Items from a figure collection
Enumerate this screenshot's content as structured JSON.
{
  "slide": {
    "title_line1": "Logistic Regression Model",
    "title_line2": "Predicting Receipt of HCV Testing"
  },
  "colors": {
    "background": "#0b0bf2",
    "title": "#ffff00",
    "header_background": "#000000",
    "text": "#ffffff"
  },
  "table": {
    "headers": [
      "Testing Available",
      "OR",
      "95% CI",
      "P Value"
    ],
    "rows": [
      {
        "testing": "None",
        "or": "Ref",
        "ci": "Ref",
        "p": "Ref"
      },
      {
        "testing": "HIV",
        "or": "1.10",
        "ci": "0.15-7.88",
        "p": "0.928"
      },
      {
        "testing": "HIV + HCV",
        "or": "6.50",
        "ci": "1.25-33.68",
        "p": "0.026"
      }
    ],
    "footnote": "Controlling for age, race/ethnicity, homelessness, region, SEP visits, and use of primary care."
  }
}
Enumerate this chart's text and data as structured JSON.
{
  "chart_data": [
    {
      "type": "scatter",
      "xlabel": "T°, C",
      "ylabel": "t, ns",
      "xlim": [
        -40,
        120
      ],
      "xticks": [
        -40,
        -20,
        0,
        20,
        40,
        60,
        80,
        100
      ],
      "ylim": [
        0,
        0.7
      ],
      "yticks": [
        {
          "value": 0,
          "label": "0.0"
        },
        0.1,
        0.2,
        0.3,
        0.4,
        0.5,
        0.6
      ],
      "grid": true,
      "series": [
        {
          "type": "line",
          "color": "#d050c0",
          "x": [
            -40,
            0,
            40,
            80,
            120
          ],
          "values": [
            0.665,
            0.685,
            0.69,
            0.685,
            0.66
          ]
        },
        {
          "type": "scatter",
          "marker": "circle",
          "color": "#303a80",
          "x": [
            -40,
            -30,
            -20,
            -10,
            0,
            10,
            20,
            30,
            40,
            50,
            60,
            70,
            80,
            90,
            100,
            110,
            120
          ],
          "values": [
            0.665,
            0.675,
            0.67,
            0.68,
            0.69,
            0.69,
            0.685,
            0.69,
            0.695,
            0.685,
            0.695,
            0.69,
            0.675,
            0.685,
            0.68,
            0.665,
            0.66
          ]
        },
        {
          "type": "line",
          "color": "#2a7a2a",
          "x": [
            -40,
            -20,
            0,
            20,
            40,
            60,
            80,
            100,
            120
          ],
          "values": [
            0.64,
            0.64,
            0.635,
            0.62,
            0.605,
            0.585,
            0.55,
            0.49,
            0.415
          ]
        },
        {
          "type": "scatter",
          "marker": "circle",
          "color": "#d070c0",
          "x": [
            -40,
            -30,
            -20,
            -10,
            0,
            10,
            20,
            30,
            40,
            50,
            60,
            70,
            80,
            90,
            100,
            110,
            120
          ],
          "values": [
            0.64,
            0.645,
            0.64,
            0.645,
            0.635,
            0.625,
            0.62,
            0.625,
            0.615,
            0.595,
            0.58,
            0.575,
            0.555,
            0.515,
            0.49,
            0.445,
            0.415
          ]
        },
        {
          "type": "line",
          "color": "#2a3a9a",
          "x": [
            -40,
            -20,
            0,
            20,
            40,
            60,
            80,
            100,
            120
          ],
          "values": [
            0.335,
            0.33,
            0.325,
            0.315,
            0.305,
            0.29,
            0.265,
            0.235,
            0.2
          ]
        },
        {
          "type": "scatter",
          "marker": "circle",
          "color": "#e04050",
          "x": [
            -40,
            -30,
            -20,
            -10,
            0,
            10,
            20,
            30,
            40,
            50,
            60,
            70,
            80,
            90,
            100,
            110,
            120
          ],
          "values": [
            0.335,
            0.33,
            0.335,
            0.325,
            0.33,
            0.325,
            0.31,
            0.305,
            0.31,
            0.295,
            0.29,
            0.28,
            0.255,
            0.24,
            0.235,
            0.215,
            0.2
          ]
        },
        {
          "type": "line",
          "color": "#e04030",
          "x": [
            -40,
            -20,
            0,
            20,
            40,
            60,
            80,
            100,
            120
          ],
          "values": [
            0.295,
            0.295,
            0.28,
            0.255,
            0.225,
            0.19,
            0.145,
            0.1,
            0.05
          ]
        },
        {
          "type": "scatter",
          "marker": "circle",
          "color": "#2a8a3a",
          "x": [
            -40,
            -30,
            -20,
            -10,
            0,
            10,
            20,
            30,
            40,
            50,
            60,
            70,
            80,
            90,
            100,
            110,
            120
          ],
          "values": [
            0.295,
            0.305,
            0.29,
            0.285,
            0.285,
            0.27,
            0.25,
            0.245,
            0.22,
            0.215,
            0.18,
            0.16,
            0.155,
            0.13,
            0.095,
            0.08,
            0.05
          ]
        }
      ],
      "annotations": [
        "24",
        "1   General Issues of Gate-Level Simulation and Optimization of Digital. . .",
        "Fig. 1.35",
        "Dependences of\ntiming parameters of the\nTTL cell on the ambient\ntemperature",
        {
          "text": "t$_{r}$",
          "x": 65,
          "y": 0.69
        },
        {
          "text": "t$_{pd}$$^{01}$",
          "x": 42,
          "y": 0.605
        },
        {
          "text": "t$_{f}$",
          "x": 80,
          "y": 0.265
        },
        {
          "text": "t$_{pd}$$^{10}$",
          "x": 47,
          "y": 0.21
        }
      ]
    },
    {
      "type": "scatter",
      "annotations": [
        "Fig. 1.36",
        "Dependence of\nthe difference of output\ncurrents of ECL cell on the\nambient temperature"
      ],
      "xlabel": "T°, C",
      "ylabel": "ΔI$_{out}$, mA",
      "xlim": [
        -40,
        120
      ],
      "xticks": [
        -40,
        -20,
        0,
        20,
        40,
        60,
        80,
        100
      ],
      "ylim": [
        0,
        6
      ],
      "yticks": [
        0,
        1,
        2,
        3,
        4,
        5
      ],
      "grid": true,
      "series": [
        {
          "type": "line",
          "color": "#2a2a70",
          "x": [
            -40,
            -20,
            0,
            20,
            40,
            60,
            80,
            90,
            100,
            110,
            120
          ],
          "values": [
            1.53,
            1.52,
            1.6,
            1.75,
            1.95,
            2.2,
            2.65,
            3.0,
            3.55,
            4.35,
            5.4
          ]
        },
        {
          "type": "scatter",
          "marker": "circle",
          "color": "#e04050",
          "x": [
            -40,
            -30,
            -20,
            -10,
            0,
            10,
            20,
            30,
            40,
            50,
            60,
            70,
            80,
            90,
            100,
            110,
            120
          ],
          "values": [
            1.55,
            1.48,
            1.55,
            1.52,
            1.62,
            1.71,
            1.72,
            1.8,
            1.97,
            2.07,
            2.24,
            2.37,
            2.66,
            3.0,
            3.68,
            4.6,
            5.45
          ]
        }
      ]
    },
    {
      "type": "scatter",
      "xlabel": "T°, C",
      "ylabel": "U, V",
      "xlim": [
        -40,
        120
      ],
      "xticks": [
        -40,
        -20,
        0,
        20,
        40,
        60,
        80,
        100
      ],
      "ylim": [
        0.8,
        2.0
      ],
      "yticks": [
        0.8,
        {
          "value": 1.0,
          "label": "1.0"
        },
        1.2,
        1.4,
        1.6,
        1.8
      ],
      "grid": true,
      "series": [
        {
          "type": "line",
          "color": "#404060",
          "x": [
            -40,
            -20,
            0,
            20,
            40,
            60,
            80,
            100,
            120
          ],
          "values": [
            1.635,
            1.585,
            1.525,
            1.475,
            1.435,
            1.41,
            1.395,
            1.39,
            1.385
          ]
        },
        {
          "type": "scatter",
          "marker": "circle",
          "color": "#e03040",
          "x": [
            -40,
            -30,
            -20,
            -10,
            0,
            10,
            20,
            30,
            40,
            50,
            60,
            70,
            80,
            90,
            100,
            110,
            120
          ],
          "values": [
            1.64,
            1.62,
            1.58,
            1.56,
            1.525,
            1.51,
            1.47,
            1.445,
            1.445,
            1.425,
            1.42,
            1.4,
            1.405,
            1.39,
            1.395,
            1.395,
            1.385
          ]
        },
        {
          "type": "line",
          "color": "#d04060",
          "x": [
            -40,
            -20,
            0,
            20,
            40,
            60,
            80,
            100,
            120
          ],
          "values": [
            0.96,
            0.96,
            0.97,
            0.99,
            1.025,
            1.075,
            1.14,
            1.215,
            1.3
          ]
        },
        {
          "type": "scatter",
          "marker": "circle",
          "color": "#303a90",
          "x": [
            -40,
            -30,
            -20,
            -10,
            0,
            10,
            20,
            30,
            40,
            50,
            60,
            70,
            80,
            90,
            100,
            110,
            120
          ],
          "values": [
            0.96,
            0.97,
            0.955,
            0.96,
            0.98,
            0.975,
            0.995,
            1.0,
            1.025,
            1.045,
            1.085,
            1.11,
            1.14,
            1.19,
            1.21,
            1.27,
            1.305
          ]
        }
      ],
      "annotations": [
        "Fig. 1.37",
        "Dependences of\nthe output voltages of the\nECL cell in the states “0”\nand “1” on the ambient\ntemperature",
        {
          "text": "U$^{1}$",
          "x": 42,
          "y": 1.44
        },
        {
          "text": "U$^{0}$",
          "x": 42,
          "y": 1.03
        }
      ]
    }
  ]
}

WHAT NEEDS TO BE DONE: Make a copy of each line that contains the string "cell".

TASK OUTPUT:
        "Dependences of\ntiming parameters of the\nTTL cell on the ambient\ntemperature",
        "Dependence of\nthe difference of output\ncurrents of ECL cell on the\nambient temperature"
        "Dependences of\nthe output voltages of the\nECL cell in the states “0”\nand “1” on the ambient\ntemperature",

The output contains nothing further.